>> START RECORDS PROVIDED
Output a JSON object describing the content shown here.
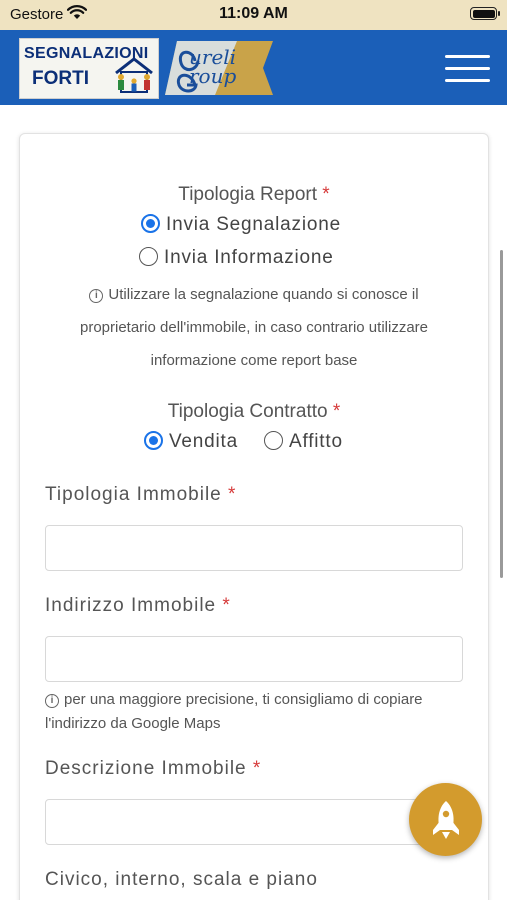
{
  "status_bar": {
    "carrier": "Gestore",
    "time": "11:09 AM"
  },
  "header": {
    "logo_left_line1": "SEGNALAZIONI",
    "logo_left_line2": "FORTI",
    "logo_right_line1": "ureli",
    "logo_right_line2": "roup",
    "menu_icon": "hamburger-menu-icon",
    "colors": {
      "bar": "#1b5fb8",
      "logo_gold": "#c9a349"
    }
  },
  "form": {
    "report_type": {
      "label": "Tipologia Report",
      "required_mark": "*",
      "options": [
        {
          "label": "Invia Segnalazione",
          "selected": true
        },
        {
          "label": "Invia Informazione",
          "selected": false
        }
      ]
    },
    "report_info": {
      "line1": "Utilizzare la segnalazione quando si conosce il",
      "line2": "proprietario dell'immobile, in caso contrario utilizzare",
      "line3": "informazione come report base"
    },
    "contract_type": {
      "label": "Tipologia Contratto",
      "required_mark": "*",
      "options": [
        {
          "label": "Vendita",
          "selected": true
        },
        {
          "label": "Affitto",
          "selected": false
        }
      ]
    },
    "property_type": {
      "label": "Tipologia Immobile",
      "required_mark": "*",
      "value": ""
    },
    "property_address": {
      "label": "Indirizzo Immobile",
      "required_mark": "*",
      "value": "",
      "hint_line1": "per una maggiore precisione, ti consigliamo di copiare",
      "hint_line2": "l'indirizzo da Google Maps"
    },
    "property_description": {
      "label": "Descrizione Immobile",
      "required_mark": "*",
      "value": ""
    },
    "civic_details": {
      "label": "Civico, interno, scala e piano"
    }
  },
  "fab": {
    "icon": "rocket-icon",
    "color": "#d39b2d"
  },
  "colors": {
    "accent": "#1a73e8",
    "required": "#d63a3a"
  }
}
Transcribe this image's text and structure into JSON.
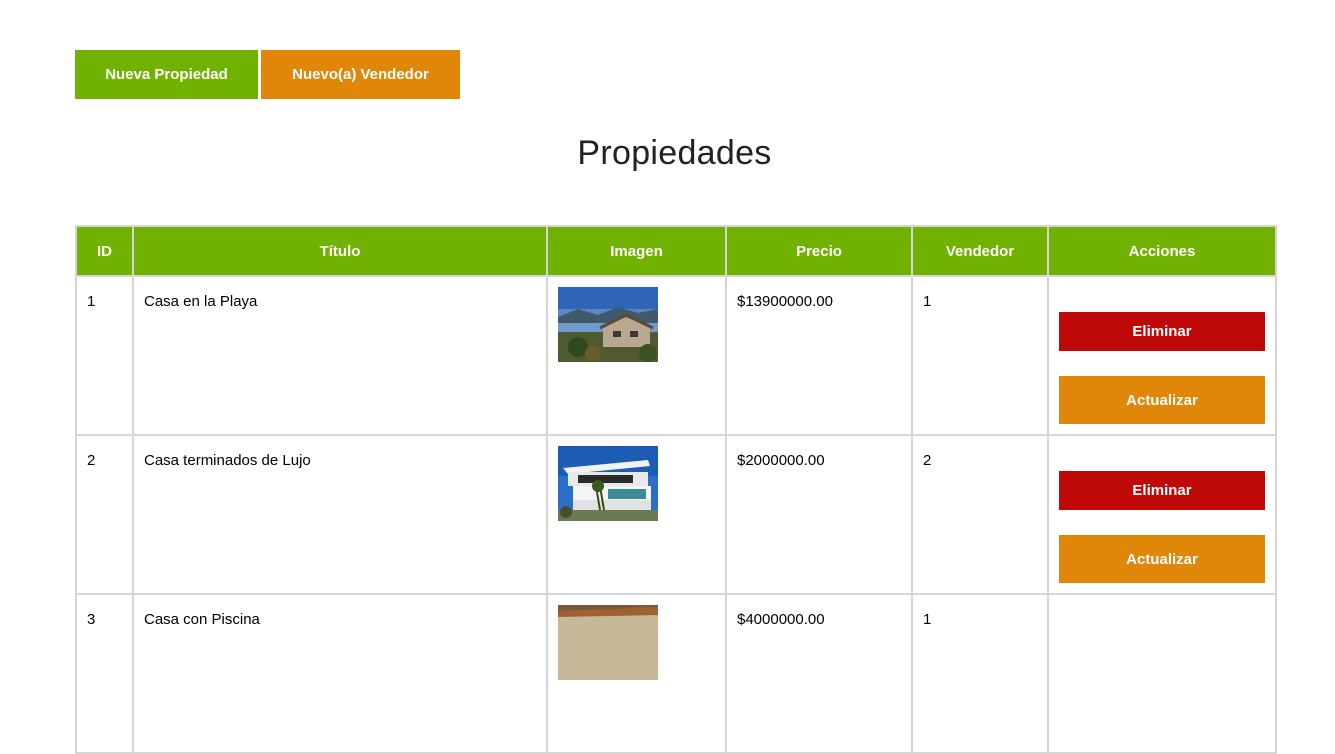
{
  "toolbar": {
    "new_property_label": "Nueva Propiedad",
    "new_seller_label": "Nuevo(a) Vendedor"
  },
  "page": {
    "title": "Propiedades"
  },
  "table": {
    "headers": [
      "ID",
      "Título",
      "Imagen",
      "Precio",
      "Vendedor",
      "Acciones"
    ],
    "rows": [
      {
        "id": "1",
        "titulo": "Casa en la Playa",
        "precio": "$13900000.00",
        "vendedor": "1",
        "delete_label": "Eliminar",
        "update_label": "Actualizar"
      },
      {
        "id": "2",
        "titulo": "Casa terminados de Lujo",
        "precio": "$2000000.00",
        "vendedor": "2",
        "delete_label": "Eliminar",
        "update_label": "Actualizar"
      },
      {
        "id": "3",
        "titulo": "Casa con Piscina",
        "precio": "$4000000.00",
        "vendedor": "1"
      }
    ]
  },
  "colors": {
    "green": "#71b100",
    "orange": "#e08709",
    "red": "#bf0909"
  }
}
>> END RECORDS PROVIDED
# WHAT TO WORK ON
The lines to be quoted run from the line containing "Transcribe this image's" through the end of the entries above, both included; quote them exactly and leave out any pictures.

# FULL RESPONSE
Transcribe this image's text and structure into JSON.
{
  "toolbar": {
    "new_property_label": "Nueva Propiedad",
    "new_seller_label": "Nuevo(a) Vendedor"
  },
  "page": {
    "title": "Propiedades"
  },
  "table": {
    "headers": [
      "ID",
      "Título",
      "Imagen",
      "Precio",
      "Vendedor",
      "Acciones"
    ],
    "rows": [
      {
        "id": "1",
        "titulo": "Casa en la Playa",
        "precio": "$13900000.00",
        "vendedor": "1",
        "delete_label": "Eliminar",
        "update_label": "Actualizar"
      },
      {
        "id": "2",
        "titulo": "Casa terminados de Lujo",
        "precio": "$2000000.00",
        "vendedor": "2",
        "delete_label": "Eliminar",
        "update_label": "Actualizar"
      },
      {
        "id": "3",
        "titulo": "Casa con Piscina",
        "precio": "$4000000.00",
        "vendedor": "1"
      }
    ]
  },
  "colors": {
    "green": "#71b100",
    "orange": "#e08709",
    "red": "#bf0909"
  }
}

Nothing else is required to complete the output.